[Figure record listings]
'''
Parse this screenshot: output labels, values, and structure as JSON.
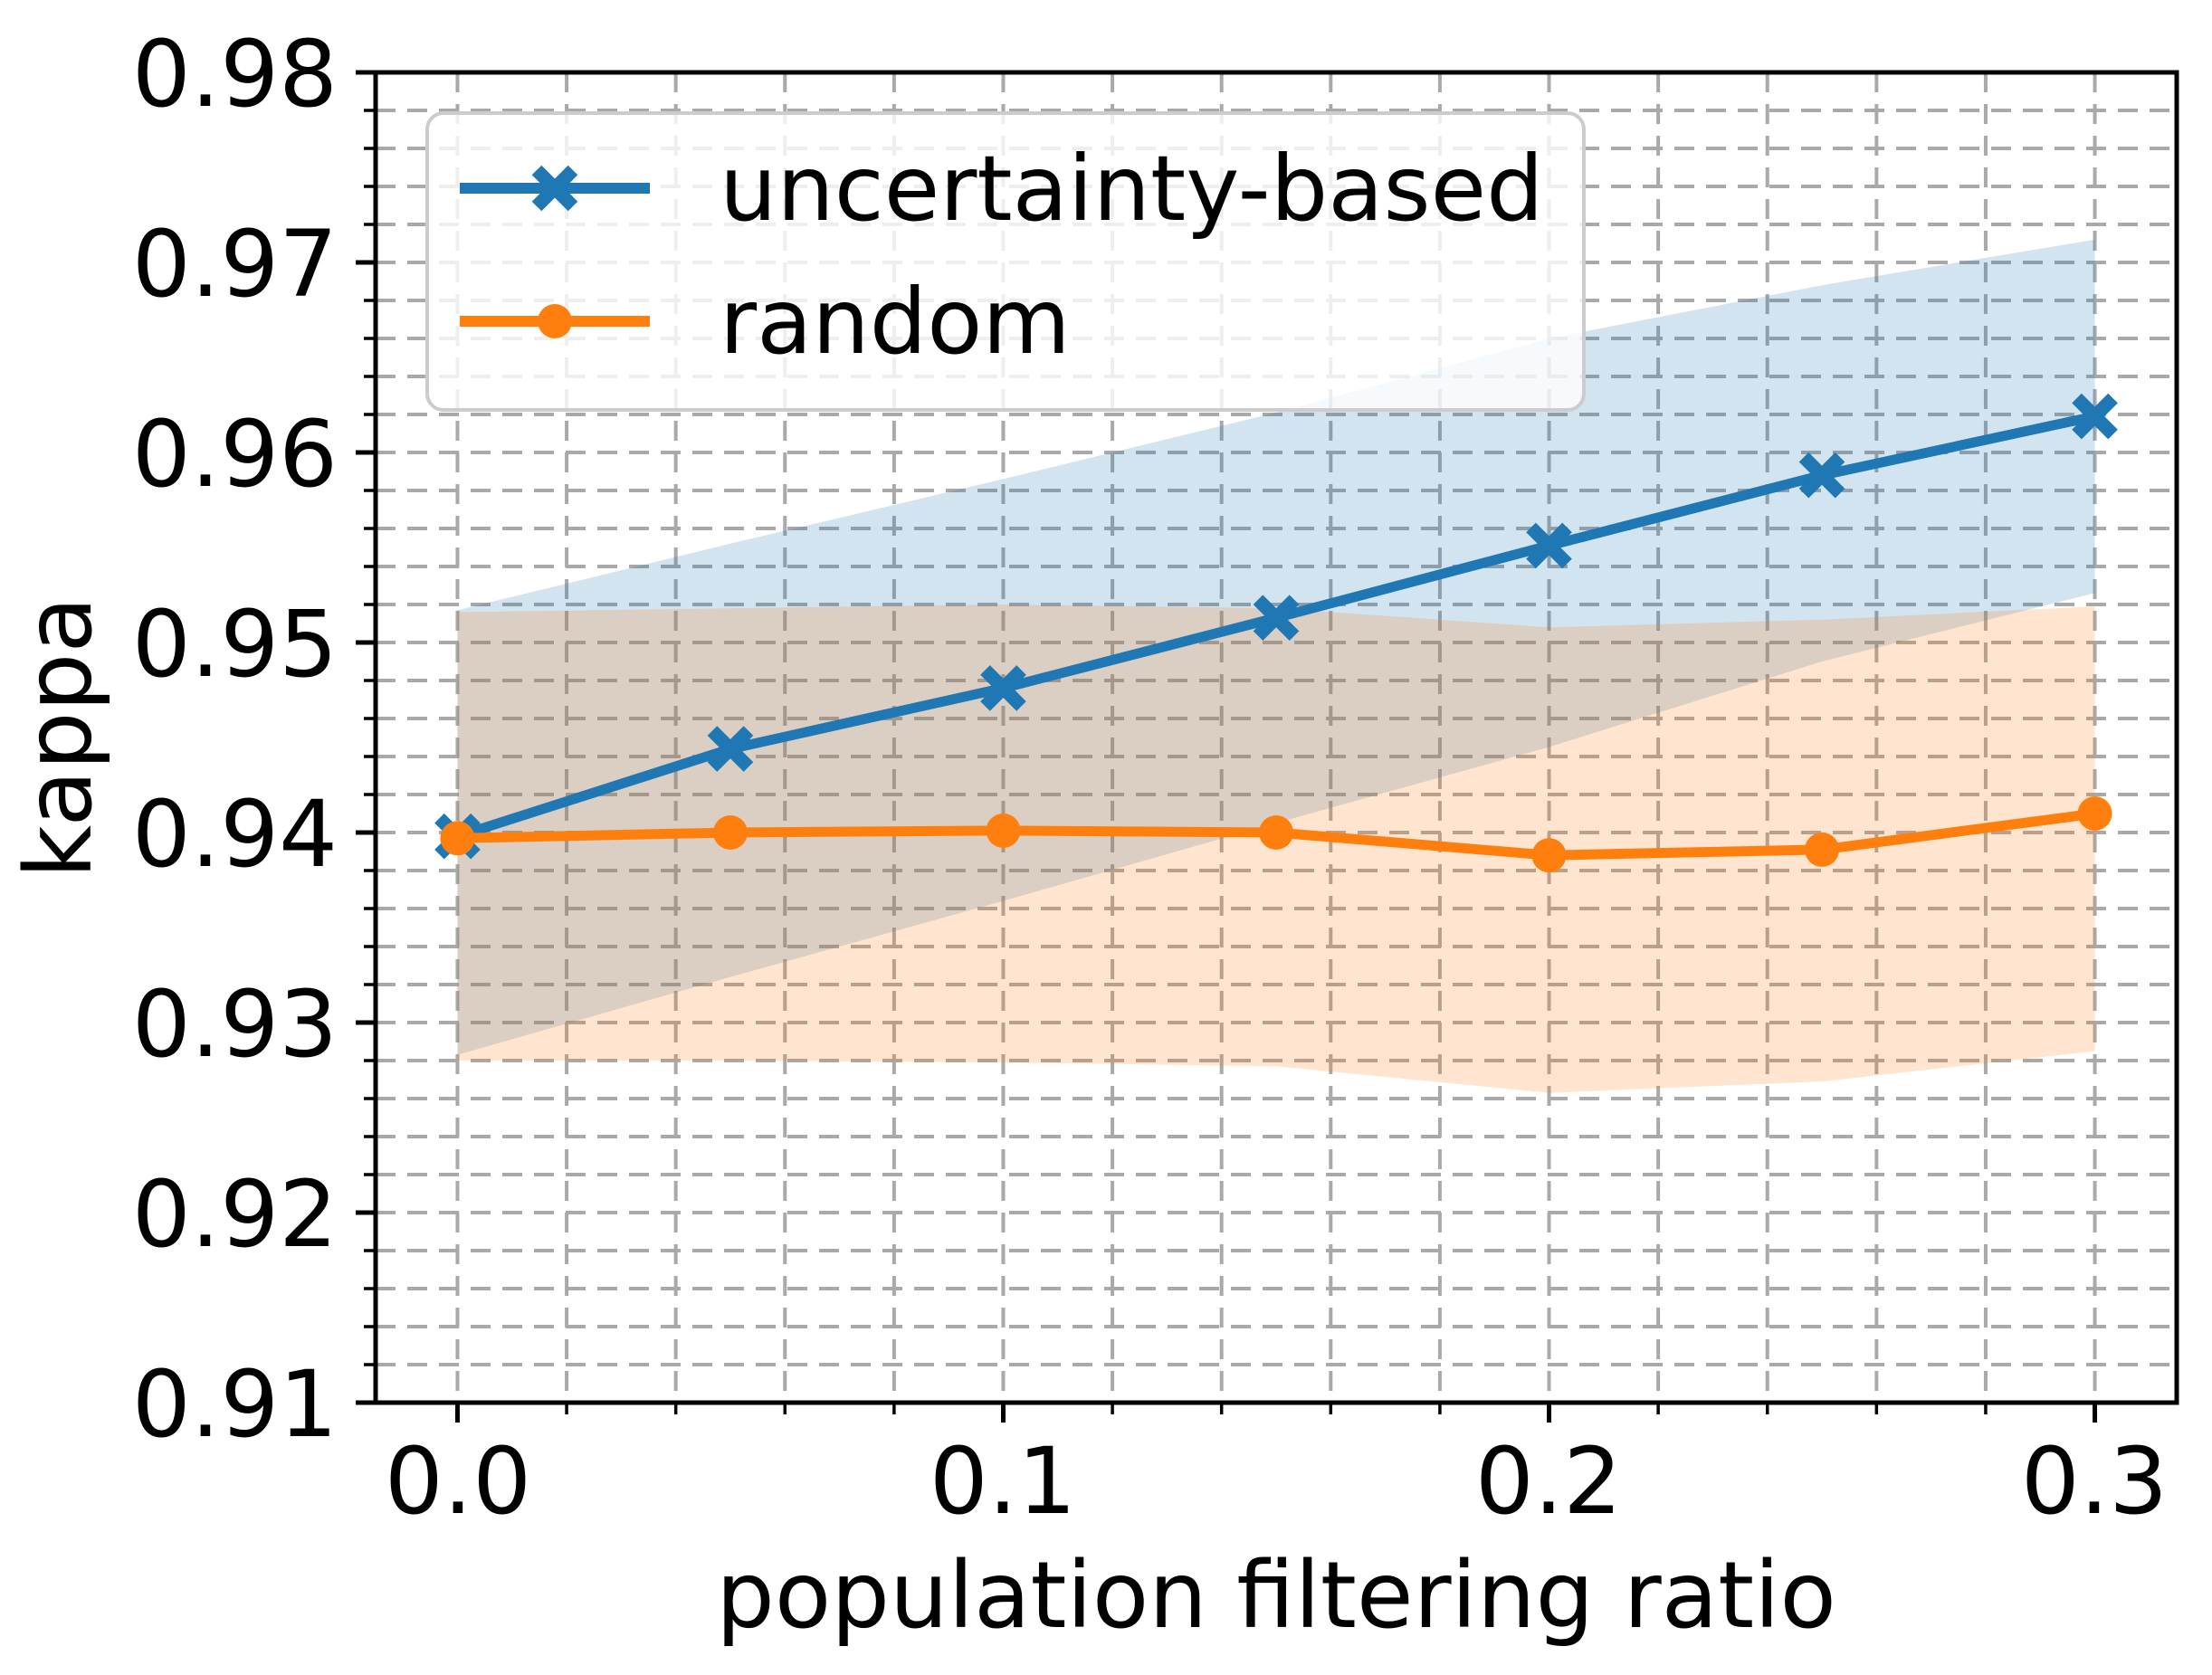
{
  "chart_data": {
    "type": "line",
    "title": "",
    "xlabel": "population filtering ratio",
    "ylabel": "kappa",
    "x": [
      0.0,
      0.05,
      0.1,
      0.15,
      0.2,
      0.25,
      0.3
    ],
    "series": [
      {
        "name": "uncertainty-based",
        "color": "#1f77b4",
        "marker": "X",
        "values": [
          0.9398,
          0.9444,
          0.9476,
          0.9513,
          0.9551,
          0.9588,
          0.9619
        ],
        "band_upper": [
          0.9517,
          0.9552,
          0.9586,
          0.9621,
          0.966,
          0.9688,
          0.9712
        ],
        "band_lower": [
          0.9283,
          0.9324,
          0.9364,
          0.9405,
          0.9445,
          0.949,
          0.9526
        ]
      },
      {
        "name": "random",
        "color": "#ff7f0e",
        "marker": "circle",
        "values": [
          0.9397,
          0.94,
          0.9401,
          0.94,
          0.9388,
          0.9391,
          0.941
        ],
        "band_upper": [
          0.9516,
          0.9518,
          0.952,
          0.9518,
          0.9508,
          0.9512,
          0.9519
        ],
        "band_lower": [
          0.928,
          0.928,
          0.9279,
          0.9277,
          0.9263,
          0.9269,
          0.9285
        ]
      }
    ],
    "band_alpha": 0.2,
    "xlim": [
      -0.015,
      0.315
    ],
    "ylim": [
      0.91,
      0.98
    ],
    "xticks_major": [
      0.0,
      0.1,
      0.2,
      0.3
    ],
    "xtick_labels": [
      "0.0",
      "0.1",
      "0.2",
      "0.3"
    ],
    "xtick_minor_step": 0.02,
    "yticks_major": [
      0.91,
      0.92,
      0.93,
      0.94,
      0.95,
      0.96,
      0.97,
      0.98
    ],
    "ytick_labels": [
      "0.91",
      "0.92",
      "0.93",
      "0.94",
      "0.95",
      "0.96",
      "0.97",
      "0.98"
    ],
    "ytick_minor_step": 0.002,
    "grid": {
      "visible": true,
      "style": "dashed",
      "color": "#a9a9a9",
      "which": "both"
    },
    "legend": {
      "position": "upper left",
      "labels": [
        "uncertainty-based",
        "random"
      ]
    },
    "colors": {
      "axis": "#000000",
      "legend_border": "#cccccc",
      "background": "#ffffff"
    }
  }
}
'''
** Your instructions **
Transcribe each line above verbatim, with the pictures left out.

** Response **
Parse this screenshot: output labels, values, and structure as JSON.
{
  "chart_data": {
    "type": "line",
    "title": "",
    "xlabel": "population filtering ratio",
    "ylabel": "kappa",
    "x": [
      0.0,
      0.05,
      0.1,
      0.15,
      0.2,
      0.25,
      0.3
    ],
    "series": [
      {
        "name": "uncertainty-based",
        "color": "#1f77b4",
        "marker": "X",
        "values": [
          0.9398,
          0.9444,
          0.9476,
          0.9513,
          0.9551,
          0.9588,
          0.9619
        ],
        "band_upper": [
          0.9517,
          0.9552,
          0.9586,
          0.9621,
          0.966,
          0.9688,
          0.9712
        ],
        "band_lower": [
          0.9283,
          0.9324,
          0.9364,
          0.9405,
          0.9445,
          0.949,
          0.9526
        ]
      },
      {
        "name": "random",
        "color": "#ff7f0e",
        "marker": "circle",
        "values": [
          0.9397,
          0.94,
          0.9401,
          0.94,
          0.9388,
          0.9391,
          0.941
        ],
        "band_upper": [
          0.9516,
          0.9518,
          0.952,
          0.9518,
          0.9508,
          0.9512,
          0.9519
        ],
        "band_lower": [
          0.928,
          0.928,
          0.9279,
          0.9277,
          0.9263,
          0.9269,
          0.9285
        ]
      }
    ],
    "band_alpha": 0.2,
    "xlim": [
      -0.015,
      0.315
    ],
    "ylim": [
      0.91,
      0.98
    ],
    "xticks_major": [
      0.0,
      0.1,
      0.2,
      0.3
    ],
    "xtick_labels": [
      "0.0",
      "0.1",
      "0.2",
      "0.3"
    ],
    "xtick_minor_step": 0.02,
    "yticks_major": [
      0.91,
      0.92,
      0.93,
      0.94,
      0.95,
      0.96,
      0.97,
      0.98
    ],
    "ytick_labels": [
      "0.91",
      "0.92",
      "0.93",
      "0.94",
      "0.95",
      "0.96",
      "0.97",
      "0.98"
    ],
    "ytick_minor_step": 0.002,
    "grid": {
      "visible": true,
      "style": "dashed",
      "color": "#a9a9a9",
      "which": "both"
    },
    "legend": {
      "position": "upper left",
      "labels": [
        "uncertainty-based",
        "random"
      ]
    },
    "colors": {
      "axis": "#000000",
      "legend_border": "#cccccc",
      "background": "#ffffff"
    }
  }
}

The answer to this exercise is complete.